▸ **Provided records**:
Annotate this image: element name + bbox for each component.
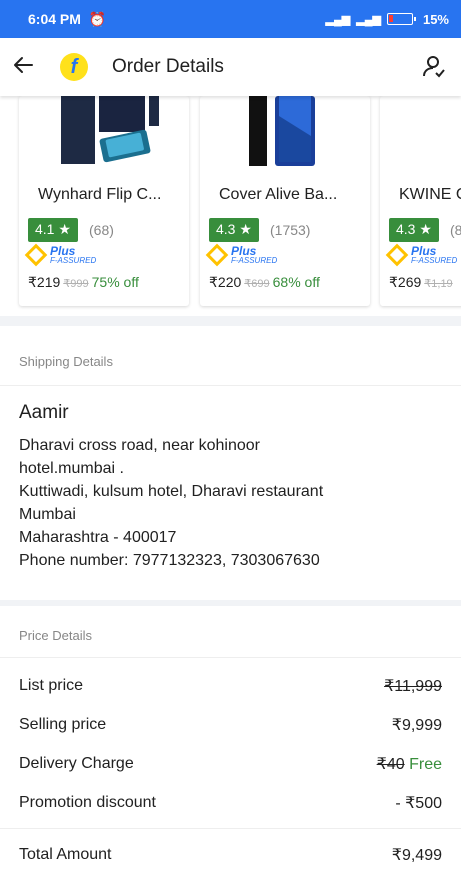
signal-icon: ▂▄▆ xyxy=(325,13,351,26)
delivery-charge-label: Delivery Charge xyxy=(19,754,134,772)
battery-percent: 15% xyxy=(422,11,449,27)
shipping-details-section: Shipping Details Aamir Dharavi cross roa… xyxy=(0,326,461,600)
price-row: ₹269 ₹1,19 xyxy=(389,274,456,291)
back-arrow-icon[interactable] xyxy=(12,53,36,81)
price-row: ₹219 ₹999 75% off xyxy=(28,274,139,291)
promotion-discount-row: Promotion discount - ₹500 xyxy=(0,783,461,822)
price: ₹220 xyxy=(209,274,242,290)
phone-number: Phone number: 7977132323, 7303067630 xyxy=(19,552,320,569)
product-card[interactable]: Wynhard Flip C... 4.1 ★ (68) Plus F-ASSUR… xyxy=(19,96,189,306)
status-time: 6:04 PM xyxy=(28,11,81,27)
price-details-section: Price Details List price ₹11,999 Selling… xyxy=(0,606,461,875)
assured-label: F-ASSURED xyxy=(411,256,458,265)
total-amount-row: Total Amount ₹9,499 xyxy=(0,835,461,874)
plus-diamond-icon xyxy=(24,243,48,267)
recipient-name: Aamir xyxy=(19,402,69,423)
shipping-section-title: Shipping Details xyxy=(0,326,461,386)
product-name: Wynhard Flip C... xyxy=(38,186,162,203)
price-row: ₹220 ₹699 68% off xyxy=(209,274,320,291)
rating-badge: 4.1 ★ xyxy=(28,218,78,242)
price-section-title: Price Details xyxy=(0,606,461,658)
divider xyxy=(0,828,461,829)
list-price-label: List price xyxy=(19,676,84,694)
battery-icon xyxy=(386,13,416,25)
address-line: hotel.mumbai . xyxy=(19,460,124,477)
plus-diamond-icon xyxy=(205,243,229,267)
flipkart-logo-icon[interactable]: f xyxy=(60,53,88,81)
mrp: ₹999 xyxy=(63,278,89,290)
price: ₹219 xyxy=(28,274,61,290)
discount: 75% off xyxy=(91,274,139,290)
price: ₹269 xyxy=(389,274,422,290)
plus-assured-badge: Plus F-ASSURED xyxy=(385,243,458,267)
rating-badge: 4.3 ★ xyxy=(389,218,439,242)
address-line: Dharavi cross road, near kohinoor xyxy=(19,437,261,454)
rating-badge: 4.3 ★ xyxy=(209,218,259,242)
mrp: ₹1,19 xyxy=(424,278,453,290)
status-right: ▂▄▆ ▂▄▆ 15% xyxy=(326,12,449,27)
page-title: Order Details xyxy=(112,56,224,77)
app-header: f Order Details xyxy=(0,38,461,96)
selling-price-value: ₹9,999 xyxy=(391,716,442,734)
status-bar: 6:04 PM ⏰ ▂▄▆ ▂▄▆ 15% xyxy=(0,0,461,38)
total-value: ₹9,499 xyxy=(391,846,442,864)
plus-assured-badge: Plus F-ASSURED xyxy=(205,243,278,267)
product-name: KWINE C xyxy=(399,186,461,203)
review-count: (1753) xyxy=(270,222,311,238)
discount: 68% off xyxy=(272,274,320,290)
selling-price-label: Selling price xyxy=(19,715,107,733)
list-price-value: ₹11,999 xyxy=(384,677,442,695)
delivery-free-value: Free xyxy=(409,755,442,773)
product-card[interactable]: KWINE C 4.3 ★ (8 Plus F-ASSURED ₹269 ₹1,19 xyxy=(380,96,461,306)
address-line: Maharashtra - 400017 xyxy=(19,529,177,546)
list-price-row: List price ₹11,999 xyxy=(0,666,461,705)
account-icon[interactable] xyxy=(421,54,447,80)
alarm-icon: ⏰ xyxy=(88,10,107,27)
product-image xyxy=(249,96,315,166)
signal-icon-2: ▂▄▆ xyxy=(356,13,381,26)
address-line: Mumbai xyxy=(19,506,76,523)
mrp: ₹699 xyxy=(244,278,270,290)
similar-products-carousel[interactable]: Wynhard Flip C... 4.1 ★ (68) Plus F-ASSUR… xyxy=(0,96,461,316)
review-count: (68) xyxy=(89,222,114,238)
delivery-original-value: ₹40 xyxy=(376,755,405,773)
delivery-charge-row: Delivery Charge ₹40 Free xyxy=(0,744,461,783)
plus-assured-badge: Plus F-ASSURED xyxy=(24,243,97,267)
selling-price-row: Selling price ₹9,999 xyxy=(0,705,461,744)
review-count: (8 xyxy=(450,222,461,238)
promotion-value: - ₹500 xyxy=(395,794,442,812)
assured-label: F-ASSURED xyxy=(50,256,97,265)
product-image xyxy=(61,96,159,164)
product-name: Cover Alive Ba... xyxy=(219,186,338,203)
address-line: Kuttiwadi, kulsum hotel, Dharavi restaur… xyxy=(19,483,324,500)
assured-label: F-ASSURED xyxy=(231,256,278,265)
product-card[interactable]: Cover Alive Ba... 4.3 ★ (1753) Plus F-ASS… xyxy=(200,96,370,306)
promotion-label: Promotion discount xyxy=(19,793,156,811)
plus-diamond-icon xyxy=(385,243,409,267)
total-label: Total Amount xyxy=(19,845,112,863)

▸ **Goal of the exercise**: Rename "Order Details" to "Order Summary" throughout all the records above, reproducing every other line unchanged and leaving out the pictures.

▸ **Written answer**:
Annotate this image: element name + bbox for each component.
signal-icon: ▂▄▆ xyxy=(325,13,351,26)
delivery-charge-label: Delivery Charge xyxy=(19,754,134,772)
battery-percent: 15% xyxy=(422,11,449,27)
shipping-details-section: Shipping Details Aamir Dharavi cross roa… xyxy=(0,326,461,600)
price-row: ₹269 ₹1,19 xyxy=(389,274,456,291)
back-arrow-icon[interactable] xyxy=(12,53,36,81)
price-row: ₹219 ₹999 75% off xyxy=(28,274,139,291)
promotion-discount-row: Promotion discount - ₹500 xyxy=(0,783,461,822)
price: ₹220 xyxy=(209,274,242,290)
phone-number: Phone number: 7977132323, 7303067630 xyxy=(19,552,320,569)
product-card[interactable]: Wynhard Flip C... 4.1 ★ (68) Plus F-ASSUR… xyxy=(19,96,189,306)
status-time: 6:04 PM xyxy=(28,11,81,27)
price-details-section: Price Details List price ₹11,999 Selling… xyxy=(0,606,461,875)
assured-label: F-ASSURED xyxy=(411,256,458,265)
total-amount-row: Total Amount ₹9,499 xyxy=(0,835,461,874)
plus-diamond-icon xyxy=(24,243,48,267)
recipient-name: Aamir xyxy=(19,402,69,423)
shipping-section-title: Shipping Details xyxy=(0,326,461,386)
product-name: Wynhard Flip C... xyxy=(38,186,162,203)
price-row: ₹220 ₹699 68% off xyxy=(209,274,320,291)
rating-badge: 4.1 ★ xyxy=(28,218,78,242)
price-section-title: Price Details xyxy=(0,606,461,658)
divider xyxy=(0,828,461,829)
list-price-label: List price xyxy=(19,676,84,694)
battery-icon xyxy=(386,13,416,25)
address-line: hotel.mumbai . xyxy=(19,460,124,477)
plus-diamond-icon xyxy=(205,243,229,267)
flipkart-logo-icon[interactable]: f xyxy=(60,53,88,81)
mrp: ₹999 xyxy=(63,278,89,290)
price: ₹219 xyxy=(28,274,61,290)
discount: 75% off xyxy=(91,274,139,290)
price: ₹269 xyxy=(389,274,422,290)
plus-assured-badge: Plus F-ASSURED xyxy=(385,243,458,267)
rating-badge: 4.3 ★ xyxy=(389,218,439,242)
address-line: Dharavi cross road, near kohinoor xyxy=(19,437,261,454)
rating-badge: 4.3 ★ xyxy=(209,218,259,242)
mrp: ₹1,19 xyxy=(424,278,453,290)
status-right: ▂▄▆ ▂▄▆ 15% xyxy=(326,12,449,27)
page-title: Order Summary xyxy=(112,56,224,77)
app-header: f Order Summary xyxy=(0,38,461,96)
selling-price-value: ₹9,999 xyxy=(391,716,442,734)
status-bar: 6:04 PM ⏰ ▂▄▆ ▂▄▆ 15% xyxy=(0,0,461,38)
total-value: ₹9,499 xyxy=(391,846,442,864)
plus-assured-badge: Plus F-ASSURED xyxy=(205,243,278,267)
product-name: KWINE C xyxy=(399,186,461,203)
review-count: (1753) xyxy=(270,222,311,238)
discount: 68% off xyxy=(272,274,320,290)
selling-price-label: Selling price xyxy=(19,715,107,733)
list-price-value: ₹11,999 xyxy=(384,677,442,695)
delivery-free-value: Free xyxy=(409,755,442,773)
product-card[interactable]: KWINE C 4.3 ★ (8 Plus F-ASSURED ₹269 ₹1,19 xyxy=(380,96,461,306)
address-line: Maharashtra - 400017 xyxy=(19,529,177,546)
list-price-row: List price ₹11,999 xyxy=(0,666,461,705)
account-icon[interactable] xyxy=(421,54,447,80)
alarm-icon: ⏰ xyxy=(88,10,107,27)
product-image xyxy=(249,96,315,166)
signal-icon-2: ▂▄▆ xyxy=(356,13,381,26)
address-line: Mumbai xyxy=(19,506,76,523)
mrp: ₹699 xyxy=(244,278,270,290)
similar-products-carousel[interactable]: Wynhard Flip C... 4.1 ★ (68) Plus F-ASSUR… xyxy=(0,96,461,316)
review-count: (68) xyxy=(89,222,114,238)
delivery-original-value: ₹40 xyxy=(376,755,405,773)
delivery-charge-row: Delivery Charge ₹40 Free xyxy=(0,744,461,783)
plus-assured-badge: Plus F-ASSURED xyxy=(24,243,97,267)
selling-price-row: Selling price ₹9,999 xyxy=(0,705,461,744)
review-count: (8 xyxy=(450,222,461,238)
promotion-value: - ₹500 xyxy=(395,794,442,812)
assured-label: F-ASSURED xyxy=(50,256,97,265)
product-image xyxy=(61,96,159,164)
product-name: Cover Alive Ba... xyxy=(219,186,338,203)
address-line: Kuttiwadi, kulsum hotel, Dharavi restaur… xyxy=(19,483,324,500)
assured-label: F-ASSURED xyxy=(231,256,278,265)
product-card[interactable]: Cover Alive Ba... 4.3 ★ (1753) Plus F-ASS… xyxy=(200,96,370,306)
promotion-label: Promotion discount xyxy=(19,793,156,811)
plus-diamond-icon xyxy=(385,243,409,267)
total-label: Total Amount xyxy=(19,845,112,863)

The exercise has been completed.